Work required: In your copy, repeat the records exactly and leave out the pictures.
═════ Information provided
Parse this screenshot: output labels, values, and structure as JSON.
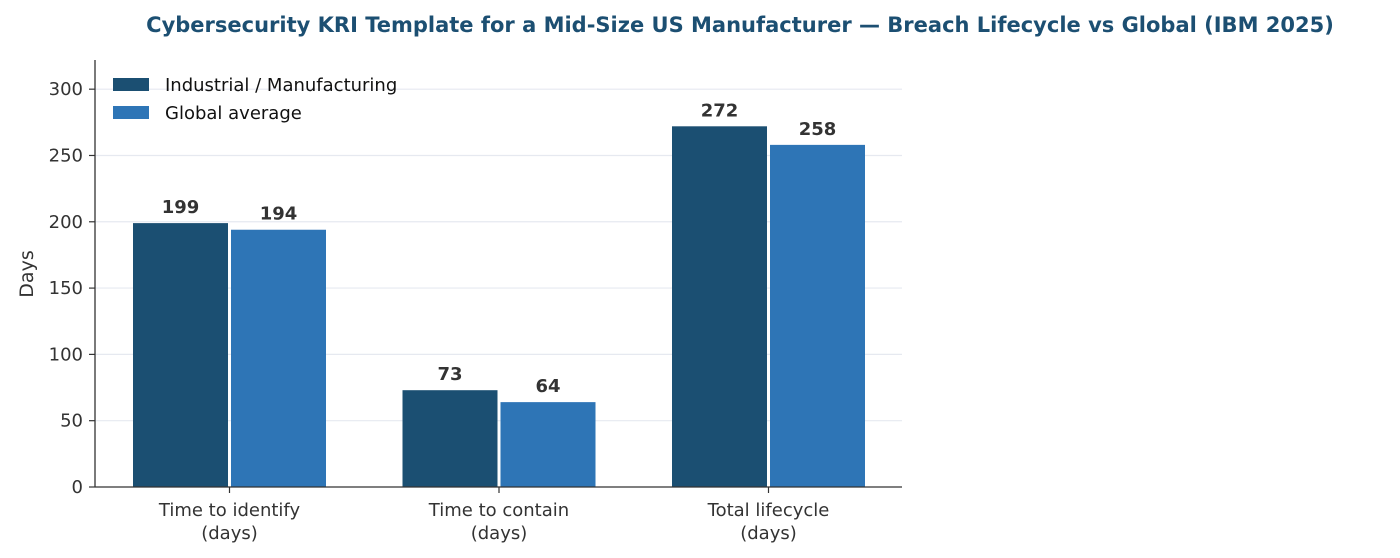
{
  "colors": {
    "industrial": "#1b4f72",
    "global": "#2e75b6",
    "title": "#1c4f72",
    "grid": "#e6e9f0",
    "axis": "#333333"
  },
  "chart_data": {
    "type": "bar",
    "title": "Cybersecurity KRI Template for a Mid-Size US Manufacturer — Breach Lifecycle vs Global (IBM 2025)",
    "xlabel": "",
    "ylabel": "Days",
    "categories": [
      [
        "Time to identify",
        "(days)"
      ],
      [
        "Time to contain",
        "(days)"
      ],
      [
        "Total lifecycle",
        "(days)"
      ]
    ],
    "series": [
      {
        "name": "Industrial / Manufacturing",
        "values": [
          199,
          73,
          272
        ]
      },
      {
        "name": "Global average",
        "values": [
          194,
          64,
          258
        ]
      }
    ],
    "ylim": [
      0,
      322
    ],
    "yticks": [
      0,
      50,
      100,
      150,
      200,
      250,
      300
    ],
    "grid": "horizontal",
    "legend": "top-left"
  }
}
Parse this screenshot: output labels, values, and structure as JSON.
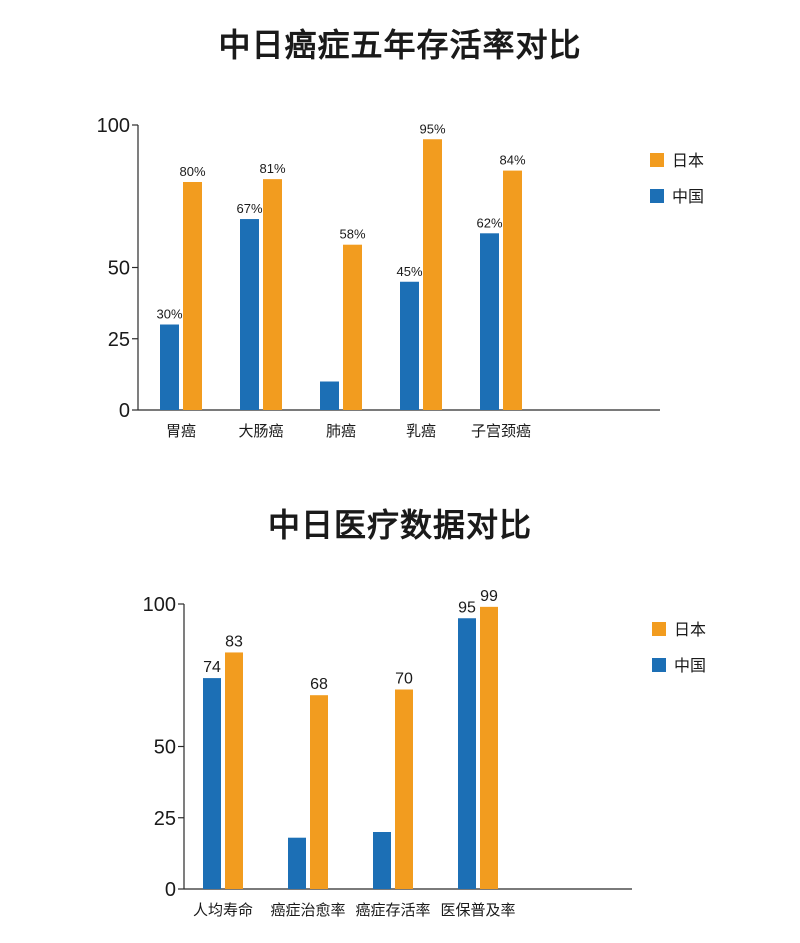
{
  "colors": {
    "japan": "#f29c1f",
    "china": "#1c6fb5"
  },
  "chart_data": [
    {
      "type": "bar",
      "title": "中日癌症五年存活率对比",
      "categories": [
        "胃癌",
        "大肠癌",
        "肺癌",
        "乳癌",
        "子宫颈癌"
      ],
      "ylim": [
        0,
        100
      ],
      "yticks": [
        0,
        25,
        50,
        100
      ],
      "legend_position": "right",
      "series": [
        {
          "name": "中国",
          "color": "#1c6fb5",
          "values": [
            30,
            67,
            10,
            45,
            62
          ],
          "labels": [
            "30%",
            "67%",
            "",
            "45%",
            "62%"
          ]
        },
        {
          "name": "日本",
          "color": "#f29c1f",
          "values": [
            80,
            81,
            58,
            95,
            84
          ],
          "labels": [
            "80%",
            "81%",
            "58%",
            "95%",
            "84%"
          ]
        }
      ]
    },
    {
      "type": "bar",
      "title": "中日医疗数据对比",
      "categories": [
        "人均寿命",
        "癌症治愈率",
        "癌症存活率",
        "医保普及率"
      ],
      "ylim": [
        0,
        100
      ],
      "yticks": [
        0,
        25,
        50,
        100
      ],
      "legend_position": "right",
      "series": [
        {
          "name": "中国",
          "color": "#1c6fb5",
          "values": [
            74,
            18,
            20,
            95
          ],
          "labels": [
            "74",
            "",
            "",
            "95"
          ]
        },
        {
          "name": "日本",
          "color": "#f29c1f",
          "values": [
            83,
            68,
            70,
            99
          ],
          "labels": [
            "83",
            "68",
            "70",
            "99"
          ]
        }
      ]
    }
  ]
}
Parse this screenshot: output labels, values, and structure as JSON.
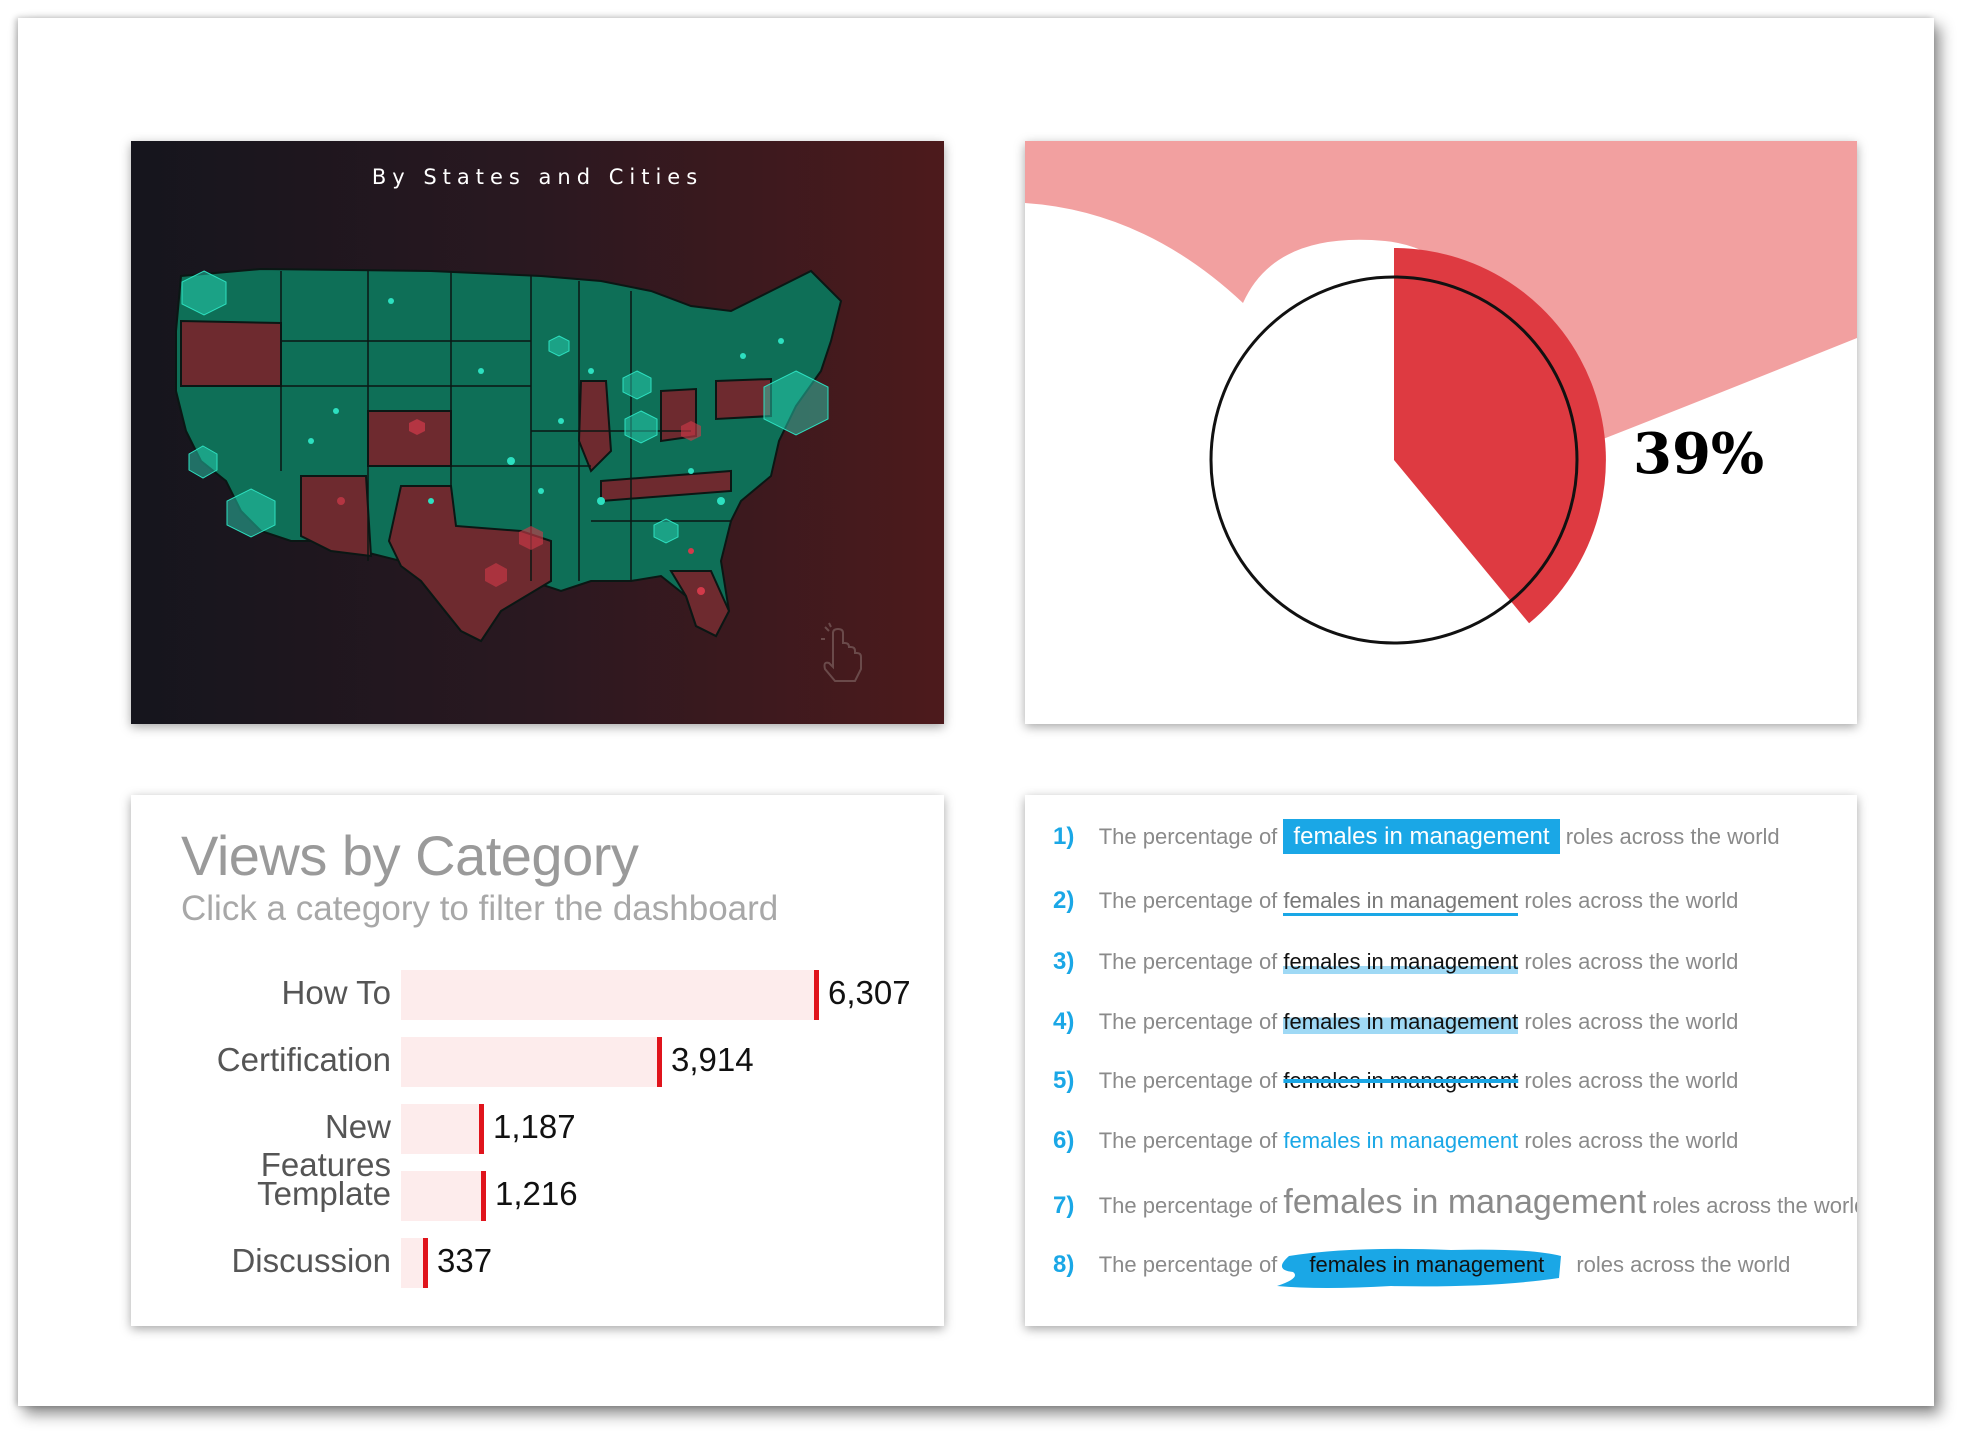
{
  "map": {
    "title": "By States and Cities",
    "colors": {
      "state": "#0e6f57",
      "highlight": "#6e2a2f",
      "bubble": "#2de0c0",
      "bubble_red": "#d23a4a"
    },
    "pointer_icon": "hand-pointer-icon"
  },
  "pie": {
    "percent_label": "39%",
    "percent": 39,
    "colors": {
      "fill": "#de3a41",
      "wave": "#f2a0a0"
    }
  },
  "views": {
    "title": "Views by Category",
    "subtitle": "Click a category to filter the dashboard",
    "accent": "#e0141c",
    "bar_bg": "#fdecec"
  },
  "chart_data": {
    "type": "bar",
    "orientation": "horizontal",
    "title": "Views by Category",
    "subtitle": "Click a category to filter the dashboard",
    "categories": [
      "How To",
      "Certification",
      "New Features",
      "Template",
      "Discussion"
    ],
    "values": [
      6307,
      3914,
      1187,
      1216,
      337
    ],
    "value_labels": [
      "6,307",
      "3,914",
      "1,187",
      "1,216",
      "337"
    ],
    "xlim": [
      0,
      6307
    ]
  },
  "highlights": {
    "accent": "#1aa7e6",
    "rows": [
      {
        "num": "1)",
        "pre": "The percentage of",
        "hl": "females in management",
        "post": "roles across the world"
      },
      {
        "num": "2)",
        "pre": "The percentage of",
        "hl": "females in management",
        "post": "roles across the world"
      },
      {
        "num": "3)",
        "pre": "The percentage of",
        "hl": "females in management",
        "post": "roles across the world"
      },
      {
        "num": "4)",
        "pre": "The percentage of",
        "hl": "females in management",
        "post": "roles across the world"
      },
      {
        "num": "5)",
        "pre": "The percentage of",
        "hl": "females in management",
        "post": "roles across the world"
      },
      {
        "num": "6)",
        "pre": "The percentage of",
        "hl": "females in management",
        "post": "roles across the world"
      },
      {
        "num": "7)",
        "pre": "The percentage of",
        "hl": "females in management",
        "post": "roles across the world"
      },
      {
        "num": "8)",
        "pre": "The percentage of",
        "hl": "females in management",
        "post": "roles across the world"
      }
    ]
  }
}
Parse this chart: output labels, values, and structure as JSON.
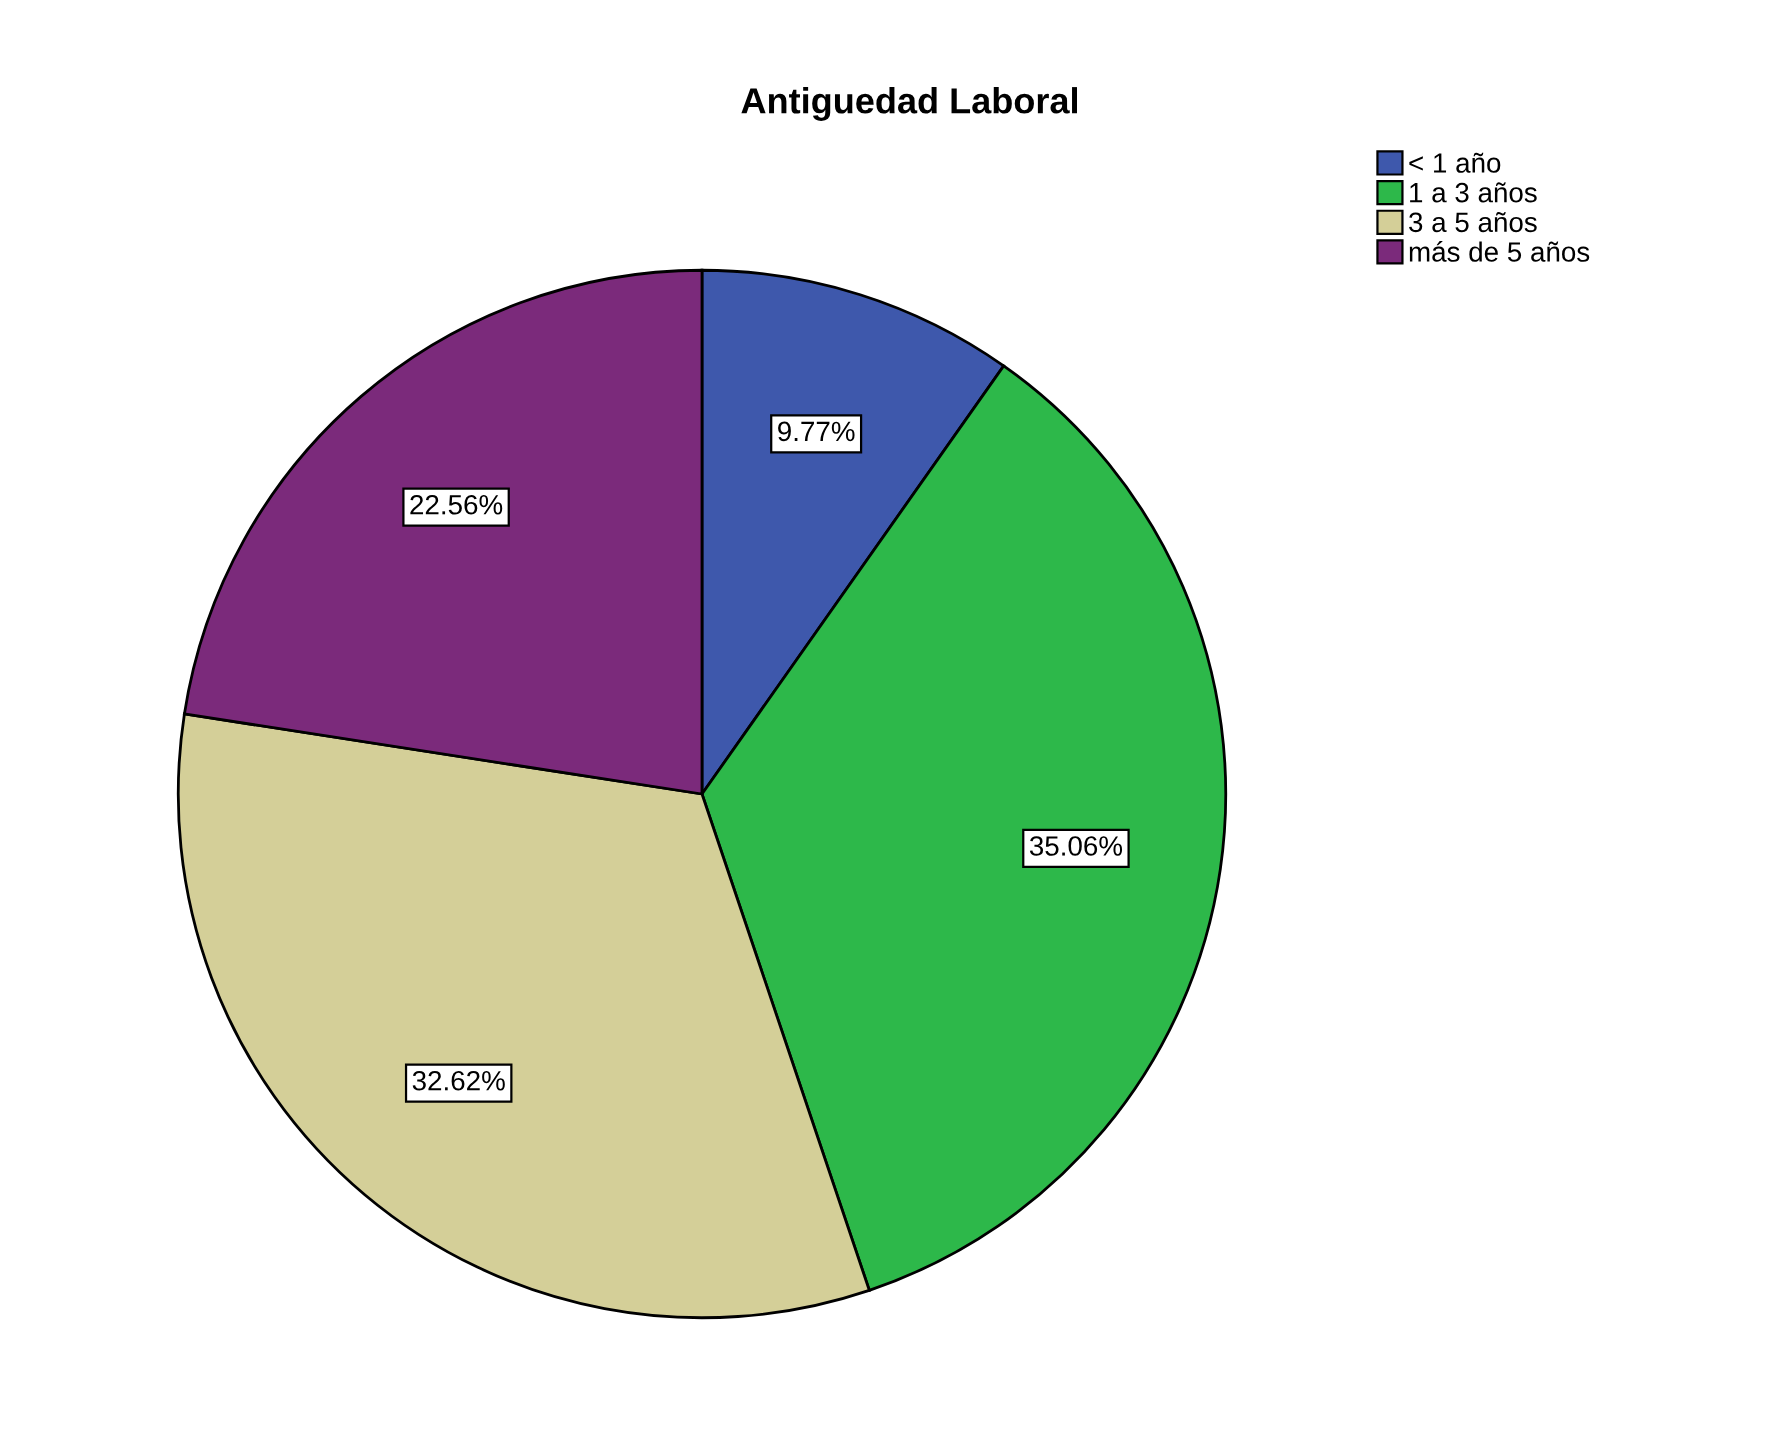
{
  "chart_data": {
    "type": "pie",
    "title": "Antiguedad Laboral",
    "categories": [
      "< 1 año",
      "1 a 3 años",
      "3 a 5 años",
      "más de 5 años"
    ],
    "values": [
      9.77,
      35.06,
      32.62,
      22.56
    ],
    "colors": [
      "#3e58ac",
      "#2db84a",
      "#d4cf98",
      "#7b2a7b"
    ],
    "value_labels": [
      "9.77%",
      "35.06%",
      "32.62%",
      "22.56%"
    ],
    "legend": "top right"
  }
}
══════════
Worked answer:
Parse this screenshot: output labels, values, and structure as JSON.
{
  "colors": {
    "industrial": "#1b4f72",
    "global": "#2e75b6",
    "title": "#1c4f72",
    "grid": "#e6e9f0",
    "axis": "#333333"
  },
  "chart_data": {
    "type": "bar",
    "title": "Cybersecurity KRI Template for a Mid-Size US Manufacturer — Breach Lifecycle vs Global (IBM 2025)",
    "xlabel": "",
    "ylabel": "Days",
    "categories": [
      [
        "Time to identify",
        "(days)"
      ],
      [
        "Time to contain",
        "(days)"
      ],
      [
        "Total lifecycle",
        "(days)"
      ]
    ],
    "series": [
      {
        "name": "Industrial / Manufacturing",
        "values": [
          199,
          73,
          272
        ]
      },
      {
        "name": "Global average",
        "values": [
          194,
          64,
          258
        ]
      }
    ],
    "ylim": [
      0,
      322
    ],
    "yticks": [
      0,
      50,
      100,
      150,
      200,
      250,
      300
    ],
    "grid": "horizontal",
    "legend": "top-left"
  }
}
Parse this screenshot: output labels, values, and structure as JSON.
{
  "colors": {
    "japan": "#f29c1f",
    "china": "#1c6fb5"
  },
  "chart_data": [
    {
      "type": "bar",
      "title": "中日癌症五年存活率对比",
      "categories": [
        "胃癌",
        "大肠癌",
        "肺癌",
        "乳癌",
        "子宫颈癌"
      ],
      "ylim": [
        0,
        100
      ],
      "yticks": [
        0,
        25,
        50,
        100
      ],
      "legend_position": "right",
      "series": [
        {
          "name": "中国",
          "color": "#1c6fb5",
          "values": [
            30,
            67,
            10,
            45,
            62
          ],
          "labels": [
            "30%",
            "67%",
            "",
            "45%",
            "62%"
          ]
        },
        {
          "name": "日本",
          "color": "#f29c1f",
          "values": [
            80,
            81,
            58,
            95,
            84
          ],
          "labels": [
            "80%",
            "81%",
            "58%",
            "95%",
            "84%"
          ]
        }
      ]
    },
    {
      "type": "bar",
      "title": "中日医疗数据对比",
      "categories": [
        "人均寿命",
        "癌症治愈率",
        "癌症存活率",
        "医保普及率"
      ],
      "ylim": [
        0,
        100
      ],
      "yticks": [
        0,
        25,
        50,
        100
      ],
      "legend_position": "right",
      "series": [
        {
          "name": "中国",
          "color": "#1c6fb5",
          "values": [
            74,
            18,
            20,
            95
          ],
          "labels": [
            "74",
            "",
            "",
            "95"
          ]
        },
        {
          "name": "日本",
          "color": "#f29c1f",
          "values": [
            83,
            68,
            70,
            99
          ],
          "labels": [
            "83",
            "68",
            "70",
            "99"
          ]
        }
      ]
    }
  ]
}
Parse this screenshot: output labels, values, and structure as JSON.
{
  "map": {
    "title": "By States and Cities",
    "colors": {
      "state": "#0e6f57",
      "highlight": "#6e2a2f",
      "bubble": "#2de0c0",
      "bubble_red": "#d23a4a"
    },
    "pointer_icon": "hand-pointer-icon"
  },
  "pie": {
    "percent_label": "39%",
    "percent": 39,
    "colors": {
      "fill": "#de3a41",
      "wave": "#f2a0a0"
    }
  },
  "views": {
    "title": "Views by Category",
    "subtitle": "Click a category to filter the dashboard",
    "accent": "#e0141c",
    "bar_bg": "#fdecec"
  },
  "chart_data": {
    "type": "bar",
    "orientation": "horizontal",
    "title": "Views by Category",
    "subtitle": "Click a category to filter the dashboard",
    "categories": [
      "How To",
      "Certification",
      "New Features",
      "Template",
      "Discussion"
    ],
    "values": [
      6307,
      3914,
      1187,
      1216,
      337
    ],
    "value_labels": [
      "6,307",
      "3,914",
      "1,187",
      "1,216",
      "337"
    ],
    "xlim": [
      0,
      6307
    ]
  },
  "highlights": {
    "accent": "#1aa7e6",
    "rows": [
      {
        "num": "1)",
        "pre": "The percentage of",
        "hl": "females in management",
        "post": "roles across the world"
      },
      {
        "num": "2)",
        "pre": "The percentage of",
        "hl": "females in management",
        "post": "roles across the world"
      },
      {
        "num": "3)",
        "pre": "The percentage of",
        "hl": "females in management",
        "post": "roles across the world"
      },
      {
        "num": "4)",
        "pre": "The percentage of",
        "hl": "females in management",
        "post": "roles across the world"
      },
      {
        "num": "5)",
        "pre": "The percentage of",
        "hl": "females in management",
        "post": "roles across the world"
      },
      {
        "num": "6)",
        "pre": "The percentage of",
        "hl": "females in management",
        "post": "roles across the world"
      },
      {
        "num": "7)",
        "pre": "The percentage of",
        "hl": "females in management",
        "post": "roles across the world"
      },
      {
        "num": "8)",
        "pre": "The percentage of",
        "hl": "females in management",
        "post": "roles across the world"
      }
    ]
  }
}
Parse this chart: output labels, values, and structure as JSON.
{
  "chart_data": {
    "type": "pie",
    "title": "Antiguedad Laboral",
    "categories": [
      "< 1 año",
      "1 a 3 años",
      "3 a 5 años",
      "más de 5 años"
    ],
    "values": [
      9.77,
      35.06,
      32.62,
      22.56
    ],
    "colors": [
      "#3e58ac",
      "#2db84a",
      "#d4cf98",
      "#7b2a7b"
    ],
    "value_labels": [
      "9.77%",
      "35.06%",
      "32.62%",
      "22.56%"
    ],
    "legend": "top right"
  }
}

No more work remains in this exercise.